Data entries

════════════════════

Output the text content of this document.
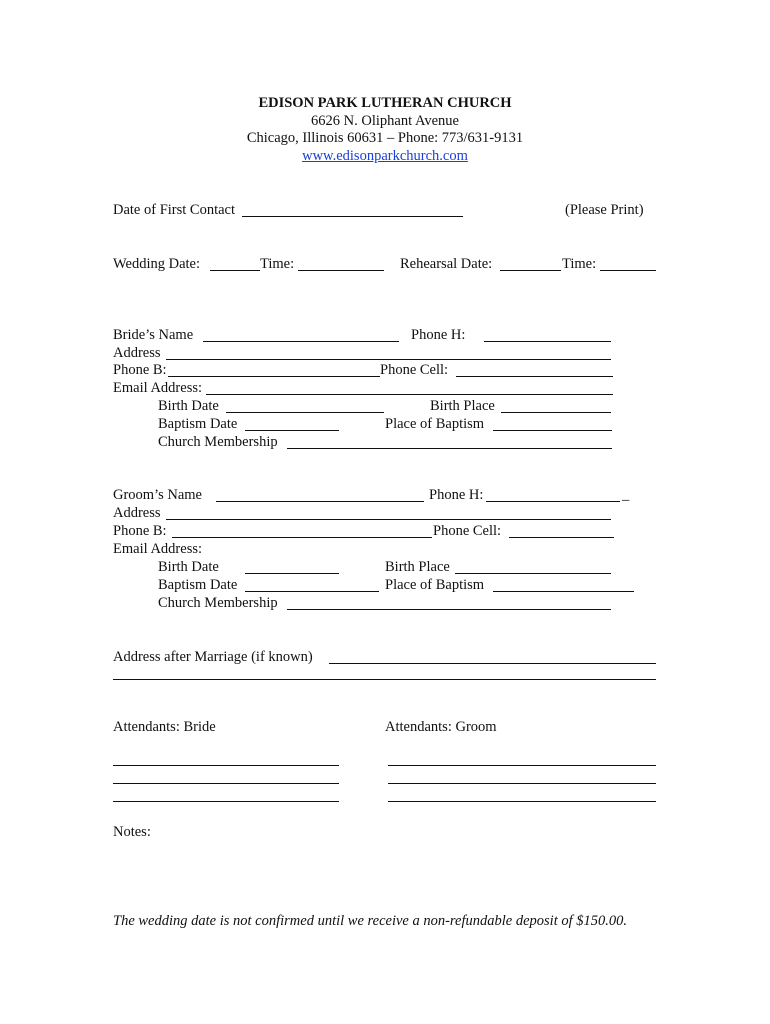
EDISON PARK LUTHERAN CHURCH
6626 N. Oliphant Avenue
Chicago, Illinois 60631 – Phone: 773/631-9131
www.edisonparkchurch.com
Date of First Contact	(Please Print)
Wedding Date:	Time:	Rehearsal Date:	Time:
Bride’s Name	Phone H:
Address
Phone B:	Phone Cell:
Email Address:
Birth Date	Birth Place
Baptism Date	Place of Baptism
Church Membership
Groom’s Name	Phone H:	_
Address
Phone B:	Phone Cell:
Email Address:
Birth Date	Birth Place
Baptism Date	Place of Baptism
Church Membership
Address after Marriage (if known)
Attendants: Bride	Attendants: Groom
Notes:
The wedding date is not confirmed until we receive a non-refundable deposit of $150.00.
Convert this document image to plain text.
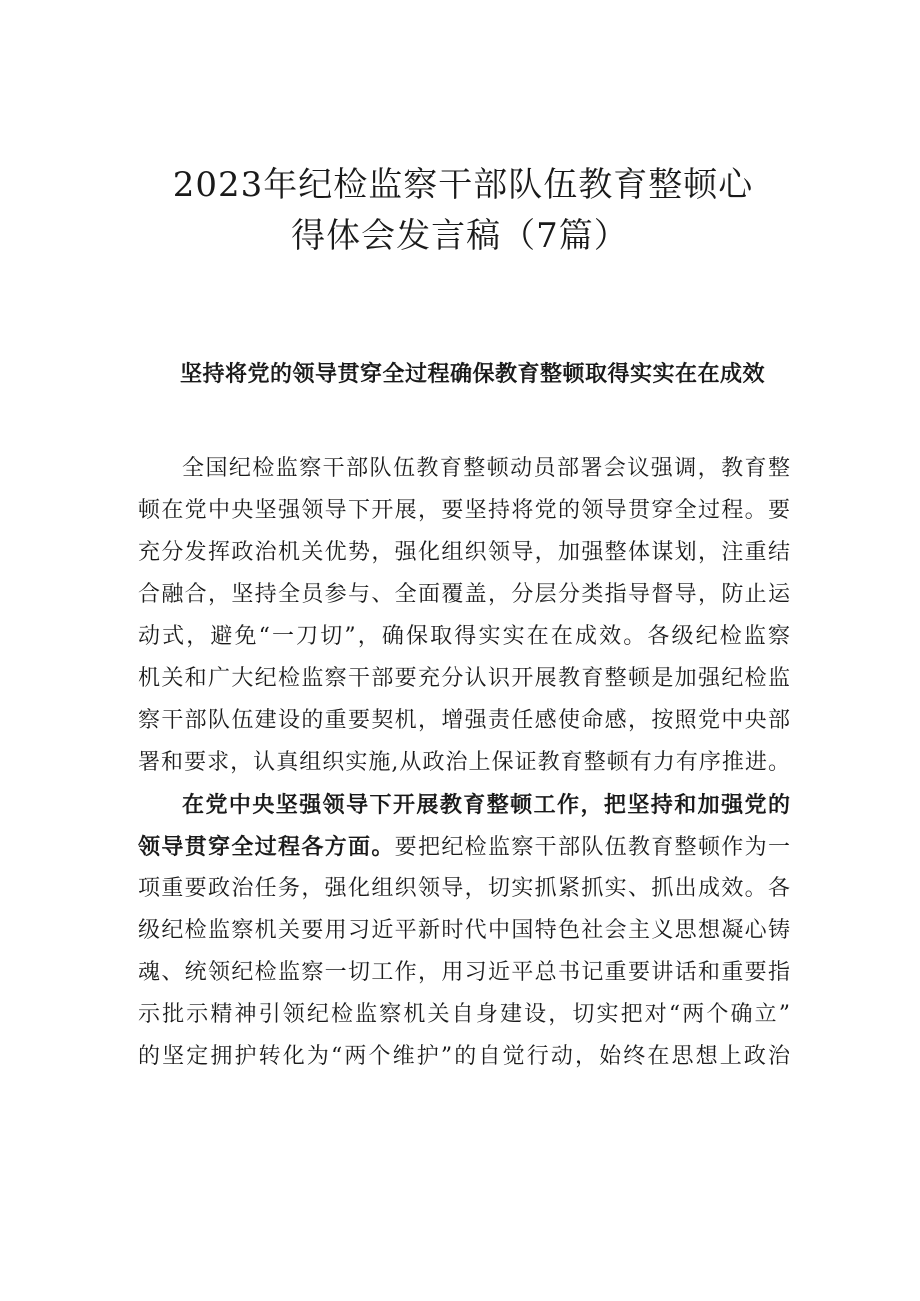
2023年纪检监察干部队伍教育整顿心
得体会发言稿（7篇）
坚持将党的领导贯穿全过程确保教育整顿取得实实在在成效
全国纪检监察干部队伍教育整顿动员部署会议强调，教育整
顿在党中央坚强领导下开展，要坚持将党的领导贯穿全过程。要
充分发挥政治机关优势，强化组织领导，加强整体谋划，注重结
合融合，坚持全员参与、全面覆盖，分层分类指导督导，防止运
动式，避免“一刀切”，确保取得实实在在成效。各级纪检监察
机关和广大纪检监察干部要充分认识开展教育整顿是加强纪检监
察干部队伍建设的重要契机，增强责任感使命感，按照党中央部
署和要求，认真组织实施,从政治上保证教育整顿有力有序推进。
在党中央坚强领导下开展教育整顿工作，把坚持和加强党的
领导贯穿全过程各方面。要把纪检监察干部队伍教育整顿作为一
项重要政治任务，强化组织领导，切实抓紧抓实、抓出成效。各
级纪检监察机关要用习近平新时代中国特色社会主义思想凝心铸
魂、统领纪检监察一切工作，用习近平总书记重要讲话和重要指
示批示精神引领纪检监察机关自身建设，切实把对“两个确立”
的坚定拥护转化为“两个维护”的自觉行动，始终在思想上政治
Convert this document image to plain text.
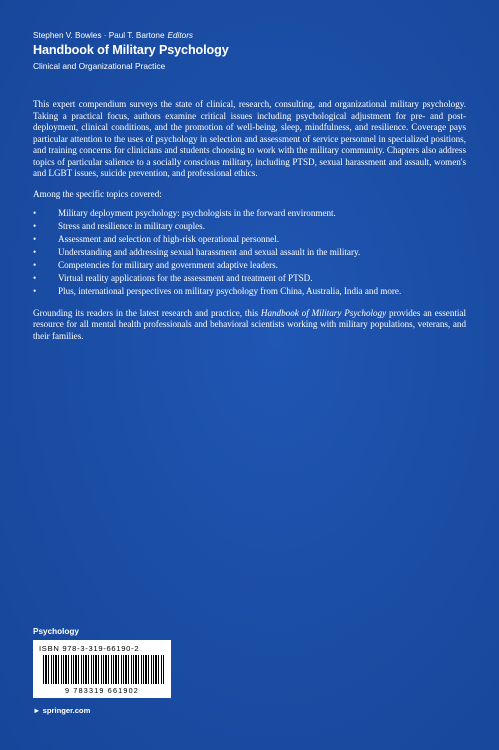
Stephen V. Bowles · Paul T. Bartone Editors
Handbook of Military Psychology
Clinical and Organizational Practice

This expert compendium surveys the state of clinical, research, consulting, and organizational military psychology. Taking a practical focus, authors examine critical issues including psychological adjustment for pre- and post-deployment, clinical conditions, and the promotion of well-being, sleep, mindfulness, and resilience. Coverage pays particular attention to the uses of psychology in selection and assessment of service personnel in specialized positions, and training concerns for clinicians and students choosing to work with the military community. Chapters also address topics of particular salience to a socially conscious military, including PTSD, sexual harassment and assault, women's and LGBT issues, suicide prevention, and professional ethics.

Among the specific topics covered:

• Military deployment psychology: psychologists in the forward environment.
• Stress and resilience in military couples.
• Assessment and selection of high-risk operational personnel.
• Understanding and addressing sexual harassment and sexual assault in the military.
• Competencies for military and government adaptive leaders.
• Virtual reality applications for the assessment and treatment of PTSD.
• Plus, international perspectives on military psychology from China, Australia, India and more.

Grounding its readers in the latest research and practice, this Handbook of Military Psychology provides an essential resource for all mental health professionals and behavioral scientists working with military populations, veterans, and their families.

Psychology
ISBN 978-3-319-66190-2
9 783319 661902
► springer.com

════════════════════

_THE PROBLEM_
The listing above needs to be output again exactly. Don't include the pictures.

_WORKED ANSWER_
Output the text content of this document.
EDISON PARK LUTHERAN CHURCH
6626 N. Oliphant Avenue
Chicago, Illinois 60631 – Phone: 773/631-9131
www.edisonparkchurch.com
Date of First Contact	(Please Print)
Wedding Date:	Time:	Rehearsal Date:	Time:
Bride’s Name	Phone H:
Address
Phone B:	Phone Cell:
Email Address:
Birth Date	Birth Place
Baptism Date	Place of Baptism
Church Membership
Groom’s Name	Phone H:	_
Address
Phone B:	Phone Cell:
Email Address:
Birth Date	Birth Place
Baptism Date	Place of Baptism
Church Membership
Address after Marriage (if known)
Attendants: Bride	Attendants: Groom
Notes:
The wedding date is not confirmed until we receive a non-refundable deposit of $150.00.
Convert this document image to plain text.
2023年纪检监察干部队伍教育整顿心
得体会发言稿（7篇）
坚持将党的领导贯穿全过程确保教育整顿取得实实在在成效
全国纪检监察干部队伍教育整顿动员部署会议强调，教育整
顿在党中央坚强领导下开展，要坚持将党的领导贯穿全过程。要
充分发挥政治机关优势，强化组织领导，加强整体谋划，注重结
合融合，坚持全员参与、全面覆盖，分层分类指导督导，防止运
动式，避免“一刀切”，确保取得实实在在成效。各级纪检监察
机关和广大纪检监察干部要充分认识开展教育整顿是加强纪检监
察干部队伍建设的重要契机，增强责任感使命感，按照党中央部
署和要求，认真组织实施,从政治上保证教育整顿有力有序推进。
在党中央坚强领导下开展教育整顿工作，把坚持和加强党的
领导贯穿全过程各方面。要把纪检监察干部队伍教育整顿作为一
项重要政治任务，强化组织领导，切实抓紧抓实、抓出成效。各
级纪检监察机关要用习近平新时代中国特色社会主义思想凝心铸
魂、统领纪检监察一切工作，用习近平总书记重要讲话和重要指
示批示精神引领纪检监察机关自身建设，切实把对“两个确立”
的坚定拥护转化为“两个维护”的自觉行动，始终在思想上政治
Convert this document image to plain text.
Stephen V. Bowles · Paul T. Bartone Editors
Handbook of Military Psychology
Clinical and Organizational Practice

This expert compendium surveys the state of clinical, research, consulting, and organizational military psychology. Taking a practical focus, authors examine critical issues including psychological adjustment for pre- and post-deployment, clinical conditions, and the promotion of well-being, sleep, mindfulness, and resilience. Coverage pays particular attention to the uses of psychology in selection and assessment of service personnel in specialized positions, and training concerns for clinicians and students choosing to work with the military community. Chapters also address topics of particular salience to a socially conscious military, including PTSD, sexual harassment and assault, women's and LGBT issues, suicide prevention, and professional ethics.

Among the specific topics covered:

• Military deployment psychology: psychologists in the forward environment.
• Stress and resilience in military couples.
• Assessment and selection of high-risk operational personnel.
• Understanding and addressing sexual harassment and sexual assault in the military.
• Competencies for military and government adaptive leaders.
• Virtual reality applications for the assessment and treatment of PTSD.
• Plus, international perspectives on military psychology from China, Australia, India and more.

Grounding its readers in the latest research and practice, this Handbook of Military Psychology provides an essential resource for all mental health professionals and behavioral scientists working with military populations, veterans, and their families.

Psychology
ISBN 978-3-319-66190-2
9 783319 661902
► springer.com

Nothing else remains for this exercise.